**What is asked:** Examine each line of the data. Copy those that contain the string "General".

== Provided data

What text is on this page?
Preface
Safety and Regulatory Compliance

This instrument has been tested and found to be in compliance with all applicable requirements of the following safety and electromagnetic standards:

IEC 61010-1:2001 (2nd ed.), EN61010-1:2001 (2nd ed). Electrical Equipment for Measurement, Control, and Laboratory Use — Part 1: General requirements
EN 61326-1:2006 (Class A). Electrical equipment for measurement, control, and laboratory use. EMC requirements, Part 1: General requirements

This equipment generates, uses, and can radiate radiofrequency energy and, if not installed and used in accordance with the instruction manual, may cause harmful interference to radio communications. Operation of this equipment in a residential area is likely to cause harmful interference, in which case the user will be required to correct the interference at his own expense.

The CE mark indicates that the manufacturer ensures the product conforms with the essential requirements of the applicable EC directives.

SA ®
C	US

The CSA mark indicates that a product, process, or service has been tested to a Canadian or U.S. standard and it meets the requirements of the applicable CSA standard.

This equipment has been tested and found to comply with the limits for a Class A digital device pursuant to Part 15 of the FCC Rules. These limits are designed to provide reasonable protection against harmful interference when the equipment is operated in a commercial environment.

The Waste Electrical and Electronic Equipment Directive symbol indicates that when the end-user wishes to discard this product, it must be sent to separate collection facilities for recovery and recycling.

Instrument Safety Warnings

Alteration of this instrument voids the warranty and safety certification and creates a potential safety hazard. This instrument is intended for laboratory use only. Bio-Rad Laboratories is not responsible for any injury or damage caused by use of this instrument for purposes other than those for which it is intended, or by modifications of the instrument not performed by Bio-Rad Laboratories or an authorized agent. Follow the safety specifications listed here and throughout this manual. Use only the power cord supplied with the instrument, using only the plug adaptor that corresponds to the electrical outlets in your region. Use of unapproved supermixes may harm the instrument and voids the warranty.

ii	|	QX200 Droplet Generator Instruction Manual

====

**Complete output:**
IEC 61010-1:2001 (2nd ed.), EN61010-1:2001 (2nd ed). Electrical Equipment for Measurement, Control, and Laboratory Use — Part 1: General requirements
EN 61326-1:2006 (Class A). Electrical equipment for measurement, control, and laboratory use. EMC requirements, Part 1: General requirements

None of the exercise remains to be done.